INSTRUCTIONS FOR THE TASK: Leave out the pictures and copy each record below exactly.

RECORD EXCERPTS:

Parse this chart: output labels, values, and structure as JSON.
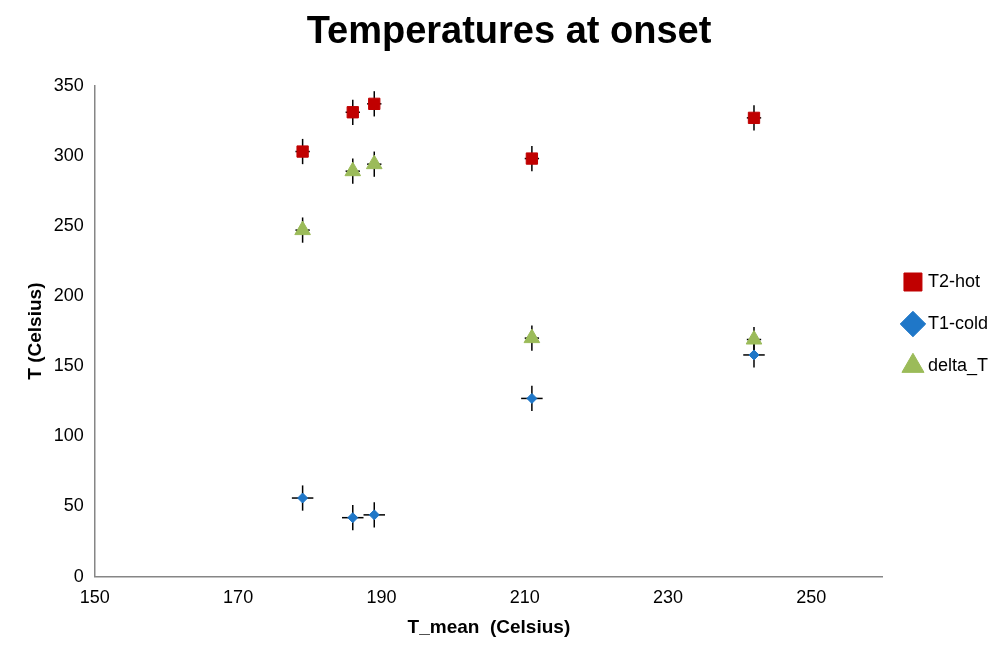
{
  "chart_data": {
    "type": "scatter",
    "title": "Temperatures at onset",
    "xlabel": "T_mean  (Celsius)",
    "ylabel": "T (Celsius)",
    "xlim": [
      150,
      260
    ],
    "xticks": [
      150,
      170,
      190,
      210,
      230,
      250
    ],
    "ylim": [
      0,
      350
    ],
    "yticks": [
      0,
      50,
      100,
      150,
      200,
      250,
      300,
      350
    ],
    "grid": false,
    "legend": "right",
    "series": [
      {
        "name": "T2-hot",
        "color": "#c00000",
        "marker": "square",
        "x": [
          179,
          186,
          189,
          211,
          242
        ],
        "values": [
          303,
          331,
          337,
          298,
          327
        ],
        "errors": [
          9,
          9,
          9,
          9,
          9
        ],
        "xerrors": [
          1,
          1,
          1,
          1,
          1
        ]
      },
      {
        "name": "T1-cold",
        "color": "#1f77c8",
        "marker": "diamond",
        "x": [
          179,
          186,
          189,
          211,
          242
        ],
        "values": [
          56,
          42,
          44,
          127,
          158
        ],
        "errors": [
          9,
          9,
          9,
          9,
          9
        ],
        "xerrors": [
          1.5,
          1.5,
          1.5,
          1.5,
          1.5
        ]
      },
      {
        "name": "delta_T",
        "color": "#9bbb59",
        "marker": "triangle",
        "x": [
          179,
          186,
          189,
          211,
          242
        ],
        "values": [
          247,
          289,
          294,
          170,
          169
        ],
        "errors": [
          9,
          9,
          9,
          9,
          9
        ],
        "xerrors": [
          1,
          1,
          1,
          1,
          1
        ]
      }
    ]
  }
}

WRITTEN SOLUTION:
Parse this chart: output labels, values, and structure as JSON.
{
  "chart_data": {
    "type": "scatter",
    "title": "Temperatures at onset",
    "xlabel": "T_mean  (Celsius)",
    "ylabel": "T (Celsius)",
    "xlim": [
      150,
      260
    ],
    "xticks": [
      150,
      170,
      190,
      210,
      230,
      250
    ],
    "ylim": [
      0,
      350
    ],
    "yticks": [
      0,
      50,
      100,
      150,
      200,
      250,
      300,
      350
    ],
    "grid": false,
    "legend": "right",
    "series": [
      {
        "name": "T2-hot",
        "color": "#c00000",
        "marker": "square",
        "x": [
          179,
          186,
          189,
          211,
          242
        ],
        "values": [
          303,
          331,
          337,
          298,
          327
        ],
        "errors": [
          9,
          9,
          9,
          9,
          9
        ],
        "xerrors": [
          1,
          1,
          1,
          1,
          1
        ]
      },
      {
        "name": "T1-cold",
        "color": "#1f77c8",
        "marker": "diamond",
        "x": [
          179,
          186,
          189,
          211,
          242
        ],
        "values": [
          56,
          42,
          44,
          127,
          158
        ],
        "errors": [
          9,
          9,
          9,
          9,
          9
        ],
        "xerrors": [
          1.5,
          1.5,
          1.5,
          1.5,
          1.5
        ]
      },
      {
        "name": "delta_T",
        "color": "#9bbb59",
        "marker": "triangle",
        "x": [
          179,
          186,
          189,
          211,
          242
        ],
        "values": [
          247,
          289,
          294,
          170,
          169
        ],
        "errors": [
          9,
          9,
          9,
          9,
          9
        ],
        "xerrors": [
          1,
          1,
          1,
          1,
          1
        ]
      }
    ]
  }
}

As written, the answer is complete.